• **Stated exercise**
Below is a set of records; restate each one word for word.

• **Data supplied**
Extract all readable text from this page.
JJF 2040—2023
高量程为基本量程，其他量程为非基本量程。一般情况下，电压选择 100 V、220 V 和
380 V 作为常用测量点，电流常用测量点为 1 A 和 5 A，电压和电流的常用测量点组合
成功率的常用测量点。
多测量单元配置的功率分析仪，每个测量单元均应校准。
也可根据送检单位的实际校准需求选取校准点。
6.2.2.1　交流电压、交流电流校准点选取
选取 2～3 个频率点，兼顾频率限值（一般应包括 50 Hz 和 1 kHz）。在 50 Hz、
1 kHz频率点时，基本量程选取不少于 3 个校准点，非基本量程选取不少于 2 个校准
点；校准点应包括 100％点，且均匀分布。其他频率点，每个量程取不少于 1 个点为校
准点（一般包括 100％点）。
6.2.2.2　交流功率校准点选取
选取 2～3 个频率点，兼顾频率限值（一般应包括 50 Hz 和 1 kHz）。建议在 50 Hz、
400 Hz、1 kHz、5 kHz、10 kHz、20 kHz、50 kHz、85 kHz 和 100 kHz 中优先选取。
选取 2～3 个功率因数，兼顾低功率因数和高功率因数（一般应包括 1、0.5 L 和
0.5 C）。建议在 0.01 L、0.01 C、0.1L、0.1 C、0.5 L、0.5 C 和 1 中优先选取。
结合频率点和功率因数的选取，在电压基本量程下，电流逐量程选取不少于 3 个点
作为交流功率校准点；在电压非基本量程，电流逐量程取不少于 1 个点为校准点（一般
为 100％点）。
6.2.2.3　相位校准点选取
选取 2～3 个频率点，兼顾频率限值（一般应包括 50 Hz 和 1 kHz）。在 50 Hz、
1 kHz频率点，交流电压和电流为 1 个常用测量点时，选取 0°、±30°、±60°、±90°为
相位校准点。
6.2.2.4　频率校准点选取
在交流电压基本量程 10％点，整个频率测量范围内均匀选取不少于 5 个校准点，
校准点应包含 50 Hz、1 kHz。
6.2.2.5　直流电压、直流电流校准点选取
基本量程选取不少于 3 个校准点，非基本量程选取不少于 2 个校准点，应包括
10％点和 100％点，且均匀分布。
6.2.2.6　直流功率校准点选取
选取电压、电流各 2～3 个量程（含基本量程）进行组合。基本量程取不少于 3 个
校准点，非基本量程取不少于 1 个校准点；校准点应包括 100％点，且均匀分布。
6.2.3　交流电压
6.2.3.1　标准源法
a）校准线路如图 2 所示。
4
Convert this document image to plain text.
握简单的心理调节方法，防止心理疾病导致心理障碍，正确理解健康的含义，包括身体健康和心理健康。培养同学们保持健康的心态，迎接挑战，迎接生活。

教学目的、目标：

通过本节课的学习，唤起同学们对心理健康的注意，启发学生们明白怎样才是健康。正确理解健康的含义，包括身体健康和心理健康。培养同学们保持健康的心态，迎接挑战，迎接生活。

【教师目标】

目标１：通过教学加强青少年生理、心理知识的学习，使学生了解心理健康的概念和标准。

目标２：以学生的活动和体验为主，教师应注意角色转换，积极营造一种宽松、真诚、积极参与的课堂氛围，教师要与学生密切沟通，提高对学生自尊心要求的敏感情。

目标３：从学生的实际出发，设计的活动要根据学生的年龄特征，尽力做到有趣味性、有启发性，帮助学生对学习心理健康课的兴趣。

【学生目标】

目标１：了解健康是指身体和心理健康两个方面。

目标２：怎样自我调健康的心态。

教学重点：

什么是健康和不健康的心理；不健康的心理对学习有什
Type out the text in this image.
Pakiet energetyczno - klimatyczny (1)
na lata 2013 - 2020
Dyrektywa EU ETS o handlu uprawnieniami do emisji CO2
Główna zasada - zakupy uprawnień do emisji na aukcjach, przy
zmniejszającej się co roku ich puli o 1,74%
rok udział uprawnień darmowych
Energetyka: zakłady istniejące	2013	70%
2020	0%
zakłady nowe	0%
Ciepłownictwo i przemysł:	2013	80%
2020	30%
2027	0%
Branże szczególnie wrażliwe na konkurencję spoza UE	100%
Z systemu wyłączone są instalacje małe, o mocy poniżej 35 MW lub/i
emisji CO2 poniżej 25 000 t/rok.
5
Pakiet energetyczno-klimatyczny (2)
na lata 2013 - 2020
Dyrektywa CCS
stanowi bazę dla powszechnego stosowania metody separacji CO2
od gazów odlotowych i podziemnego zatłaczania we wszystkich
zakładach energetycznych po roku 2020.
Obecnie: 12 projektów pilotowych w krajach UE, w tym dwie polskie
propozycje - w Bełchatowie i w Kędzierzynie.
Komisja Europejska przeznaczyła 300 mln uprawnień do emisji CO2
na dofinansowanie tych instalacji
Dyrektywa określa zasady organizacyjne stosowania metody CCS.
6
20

• **Answer to the task**
Extract all readable text from this page.
JJF 2040—2023
高量程为基本量程，其他量程为非基本量程。一般情况下，电压选择 100 V、220 V 和
380 V 作为常用测量点，电流常用测量点为 1 A 和 5 A，电压和电流的常用测量点组合
成功率的常用测量点。
多测量单元配置的功率分析仪，每个测量单元均应校准。
也可根据送检单位的实际校准需求选取校准点。
6.2.2.1　交流电压、交流电流校准点选取
选取 2～3 个频率点，兼顾频率限值（一般应包括 50 Hz 和 1 kHz）。在 50 Hz、
1 kHz频率点时，基本量程选取不少于 3 个校准点，非基本量程选取不少于 2 个校准
点；校准点应包括 100％点，且均匀分布。其他频率点，每个量程取不少于 1 个点为校
准点（一般包括 100％点）。
6.2.2.2　交流功率校准点选取
选取 2～3 个频率点，兼顾频率限值（一般应包括 50 Hz 和 1 kHz）。建议在 50 Hz、
400 Hz、1 kHz、5 kHz、10 kHz、20 kHz、50 kHz、85 kHz 和 100 kHz 中优先选取。
选取 2～3 个功率因数，兼顾低功率因数和高功率因数（一般应包括 1、0.5 L 和
0.5 C）。建议在 0.01 L、0.01 C、0.1L、0.1 C、0.5 L、0.5 C 和 1 中优先选取。
结合频率点和功率因数的选取，在电压基本量程下，电流逐量程选取不少于 3 个点
作为交流功率校准点；在电压非基本量程，电流逐量程取不少于 1 个点为校准点（一般
为 100％点）。
6.2.2.3　相位校准点选取
选取 2～3 个频率点，兼顾频率限值（一般应包括 50 Hz 和 1 kHz）。在 50 Hz、
1 kHz频率点，交流电压和电流为 1 个常用测量点时，选取 0°、±30°、±60°、±90°为
相位校准点。
6.2.2.4　频率校准点选取
在交流电压基本量程 10％点，整个频率测量范围内均匀选取不少于 5 个校准点，
校准点应包含 50 Hz、1 kHz。
6.2.2.5　直流电压、直流电流校准点选取
基本量程选取不少于 3 个校准点，非基本量程选取不少于 2 个校准点，应包括
10％点和 100％点，且均匀分布。
6.2.2.6　直流功率校准点选取
选取电压、电流各 2～3 个量程（含基本量程）进行组合。基本量程取不少于 3 个
校准点，非基本量程取不少于 1 个校准点；校准点应包括 100％点，且均匀分布。
6.2.3　交流电压
6.2.3.1　标准源法
a）校准线路如图 2 所示。
4
Convert this document image to plain text.
握简单的心理调节方法，防止心理疾病导致心理障碍，正确理解健康的含义，包括身体健康和心理健康。培养同学们保持健康的心态，迎接挑战，迎接生活。

教学目的、目标：

通过本节课的学习，唤起同学们对心理健康的注意，启发学生们明白怎样才是健康。正确理解健康的含义，包括身体健康和心理健康。培养同学们保持健康的心态，迎接挑战，迎接生活。

【教师目标】

目标１：通过教学加强青少年生理、心理知识的学习，使学生了解心理健康的概念和标准。

目标２：以学生的活动和体验为主，教师应注意角色转换，积极营造一种宽松、真诚、积极参与的课堂氛围，教师要与学生密切沟通，提高对学生自尊心要求的敏感情。

目标３：从学生的实际出发，设计的活动要根据学生的年龄特征，尽力做到有趣味性、有启发性，帮助学生对学习心理健康课的兴趣。

【学生目标】

目标１：了解健康是指身体和心理健康两个方面。

目标２：怎样自我调健康的心态。

教学重点：

什么是健康和不健康的心理；不健康的心理对学习有什
Type out the text in this image.
Pakiet energetyczno - klimatyczny (1)
na lata 2013 - 2020
Dyrektywa EU ETS o handlu uprawnieniami do emisji CO2
Główna zasada - zakupy uprawnień do emisji na aukcjach, przy
zmniejszającej się co roku ich puli o 1,74%
rok udział uprawnień darmowych
Energetyka: zakłady istniejące	2013	70%
2020	0%
zakłady nowe	0%
Ciepłownictwo i przemysł:	2013	80%
2020	30%
2027	0%
Branże szczególnie wrażliwe na konkurencję spoza UE	100%
Z systemu wyłączone są instalacje małe, o mocy poniżej 35 MW lub/i
emisji CO2 poniżej 25 000 t/rok.
5
Pakiet energetyczno-klimatyczny (2)
na lata 2013 - 2020
Dyrektywa CCS
stanowi bazę dla powszechnego stosowania metody separacji CO2
od gazów odlotowych i podziemnego zatłaczania we wszystkich
zakładach energetycznych po roku 2020.
Obecnie: 12 projektów pilotowych w krajach UE, w tym dwie polskie
propozycje - w Bełchatowie i w Kędzierzynie.
Komisja Europejska przeznaczyła 300 mln uprawnień do emisji CO2
na dofinansowanie tych instalacji
Dyrektywa określa zasady organizacyjne stosowania metody CCS.
6
20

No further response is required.